TASK TO CARRY OUT: Leave out every picture, then transcribe the rest of the listing exactly.

╭─ MATERIAL SHOWN

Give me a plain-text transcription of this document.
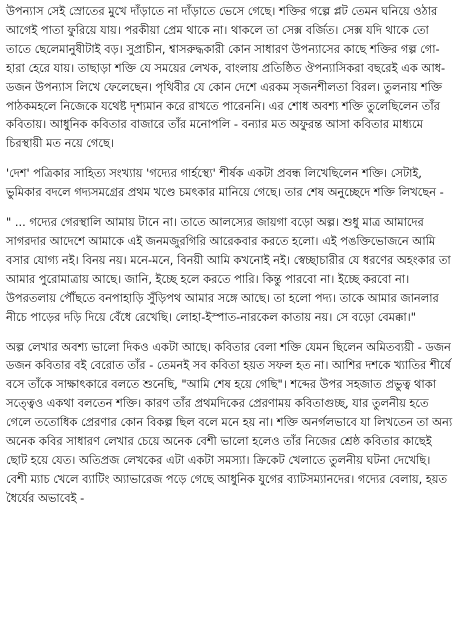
উপন্যাস সেই স্রোতের মুখে দাঁড়াতে না দাঁড়াতে ভেসে গেছে। শক্তির গল্পে প্লট তেমন ঘনিয়ে ওঠার আগেই পাতা ফুরিয়ে যায়। পরকীয়া প্রেম থাকে না। থাকলে তা সেক্স বর্জিত। সেক্স যদি থাকে তো তাতে ছেলেমানুষীটাই বড়। সুপ্রাচীন, শ্বাসরুদ্ধকারী কোন সাধারণ উপন্যাসের কাছে শক্তির গল্প গো-হারা হেরে যায়। তাছাড়া শক্তি যে সময়ের লেখক, বাংলায় প্রতিষ্ঠিত ঔপন্যাসিকরা বছরেই এক আধ-ডজন উপন্যাস লিখে ফেলেছেন। পৃথিবীর যে কোন দেশে এরকম সৃজনশীলতা বিরল। তুলনায় শক্তি পাঠকমহলে নিজেকে যথেষ্ট দৃশ্যমান করে রাখতে পারেননি। এর শোধ অবশ্য শক্তি তুলেছিলেন তাঁর কবিতায়। আধুনিক কবিতার বাজারে তাঁর মনোপলি - বন্যার মত অফুরন্ত আসা কবিতার মাধ্যমে চিরস্থায়ী মত নয়ে গেছে।

'দেশ' পত্রিকার সাহিত্য সংখ্যায় 'গদ্যের গার্হস্থ্যে' শীর্ষক একটা প্রবন্ধ লিখেছিলেন শক্তি। সেটাই, ভুমিকার বদলে গদ্যসমগ্রের প্রথম খণ্ডে চমৎকার মানিয়ে গেছে। তার শেষ অনুচ্ছেদে শক্তি লিখছেন -

" ... গদ্যের গেরস্থালি আমায় টানে না। তাতে আলস্যের জায়গা বড়ো অল্প। শুধু মাত্র আমাদের সাগরদার আদেশে আমাকে এই জনমজুরগিরি আরেকবার করতে হলো। এই পঙক্তিভোজনে আমি বসার যোগ্য নই। বিনয় নয়। মনে-মনে, বিনয়ী আমি কখনোই নই। স্বেচ্ছাচারীর যে ধরণের অহংকার তা আমার পুরোমাত্রায় আছে। জানি, ইচ্ছে হলে করতে পারি। কিন্তু পারবো না। ইচ্ছে করবো না। উপরতলায় পৌঁছতে বনপাহাড়ি সুঁড়িপথ আমার সঙ্গে আছে। তা হলো পদ্য। তাকে আমার জানলার নীচে পাড়ের দড়ি দিয়ে বেঁধে রেখেছি। লোহা-ইস্পাত-নারকেল কাতায় নয়। সে বড়ো বেমক্কা।"

অল্প লেখার অবশ্য ভালো দিকও একটা আছে। কবিতার বেলা শক্তি যেমন ছিলেন অমিতব্যয়ী - ডজন ডজন কবিতার বই বেরোত তাঁর - তেমনই সব কবিতা হয়ত সফল হত না। আশির দশকে খ্যাতির শীর্ষে বসে তাঁকে সাক্ষাৎকারে বলতে শুনেছি, "আমি শেষ হয়ে গেছি"। শব্দের উপর সহজাত প্রভুত্ব থাকা সত্ত্বেও একথা বলতেন শক্তি। কারণ তাঁর প্রথমদিকের প্রেরণাময় কবিতাগুচ্ছ, যার তুলনীয় হতে গেলে ততোধিক প্রেরণার কোন বিকল্প ছিল বলে মনে হয় না। শক্তি অনর্গলভাবে যা লিখতেন তা অন্য অনেক কবির সাধারণ লেখার চেয়ে অনেক বেশী ভালো হলেও তাঁর নিজের শ্রেষ্ঠ কবিতার কাছেই ছোট হয়ে যেত। অতিপ্রজ লেখকের এটা একটা সমস্যা। ক্রিকেট খেলাতে তুলনীয় ঘটনা দেখেছি। বেশী ম্যাচ খেলে ব্যাটিং অ্যাভারেজ পড়ে গেছে আধুনিক যুগের ব্যাটসম্যানদের। গদ্যের বেলায়, হয়ত ধৈর্যের অভাবেই -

╰─

SOLUTION TO THE PROBLEM:
Give me a plain-text transcription of this document.
উপন্যাস সেই স্রোতের মুখে দাঁড়াতে না দাঁড়াতে ভেসে গেছে। শক্তির গল্পে প্লট তেমন ঘনিয়ে ওঠার আগেই পাতা ফুরিয়ে যায়। পরকীয়া প্রেম থাকে না। থাকলে তা সেক্স বর্জিত। সেক্স যদি থাকে তো তাতে ছেলেমানুষীটাই বড়। সুপ্রাচীন, শ্বাসরুদ্ধকারী কোন সাধারণ উপন্যাসের কাছে শক্তির গল্প গো-হারা হেরে যায়। তাছাড়া শক্তি যে সময়ের লেখক, বাংলায় প্রতিষ্ঠিত ঔপন্যাসিকরা বছরেই এক আধ-ডজন উপন্যাস লিখে ফেলেছেন। পৃথিবীর যে কোন দেশে এরকম সৃজনশীলতা বিরল। তুলনায় শক্তি পাঠকমহলে নিজেকে যথেষ্ট দৃশ্যমান করে রাখতে পারেননি। এর শোধ অবশ্য শক্তি তুলেছিলেন তাঁর কবিতায়। আধুনিক কবিতার বাজারে তাঁর মনোপলি - বন্যার মত অফুরন্ত আসা কবিতার মাধ্যমে চিরস্থায়ী মত নয়ে গেছে।

'দেশ' পত্রিকার সাহিত্য সংখ্যায় 'গদ্যের গার্হস্থ্যে' শীর্ষক একটা প্রবন্ধ লিখেছিলেন শক্তি। সেটাই, ভুমিকার বদলে গদ্যসমগ্রের প্রথম খণ্ডে চমৎকার মানিয়ে গেছে। তার শেষ অনুচ্ছেদে শক্তি লিখছেন -

" ... গদ্যের গেরস্থালি আমায় টানে না। তাতে আলস্যের জায়গা বড়ো অল্প। শুধু মাত্র আমাদের সাগরদার আদেশে আমাকে এই জনমজুরগিরি আরেকবার করতে হলো। এই পঙক্তিভোজনে আমি বসার যোগ্য নই। বিনয় নয়। মনে-মনে, বিনয়ী আমি কখনোই নই। স্বেচ্ছাচারীর যে ধরণের অহংকার তা আমার পুরোমাত্রায় আছে। জানি, ইচ্ছে হলে করতে পারি। কিন্তু পারবো না। ইচ্ছে করবো না। উপরতলায় পৌঁছতে বনপাহাড়ি সুঁড়িপথ আমার সঙ্গে আছে। তা হলো পদ্য। তাকে আমার জানলার নীচে পাড়ের দড়ি দিয়ে বেঁধে রেখেছি। লোহা-ইস্পাত-নারকেল কাতায় নয়। সে বড়ো বেমক্কা।"

অল্প লেখার অবশ্য ভালো দিকও একটা আছে। কবিতার বেলা শক্তি যেমন ছিলেন অমিতব্যয়ী - ডজন ডজন কবিতার বই বেরোত তাঁর - তেমনই সব কবিতা হয়ত সফল হত না। আশির দশকে খ্যাতির শীর্ষে বসে তাঁকে সাক্ষাৎকারে বলতে শুনেছি, "আমি শেষ হয়ে গেছি"। শব্দের উপর সহজাত প্রভুত্ব থাকা সত্ত্বেও একথা বলতেন শক্তি। কারণ তাঁর প্রথমদিকের প্রেরণাময় কবিতাগুচ্ছ, যার তুলনীয় হতে গেলে ততোধিক প্রেরণার কোন বিকল্প ছিল বলে মনে হয় না। শক্তি অনর্গলভাবে যা লিখতেন তা অন্য অনেক কবির সাধারণ লেখার চেয়ে অনেক বেশী ভালো হলেও তাঁর নিজের শ্রেষ্ঠ কবিতার কাছেই ছোট হয়ে যেত। অতিপ্রজ লেখকের এটা একটা সমস্যা। ক্রিকেট খেলাতে তুলনীয় ঘটনা দেখেছি। বেশী ম্যাচ খেলে ব্যাটিং অ্যাভারেজ পড়ে গেছে আধুনিক যুগের ব্যাটসম্যানদের। গদ্যের বেলায়, হয়ত ধৈর্যের অভাবেই -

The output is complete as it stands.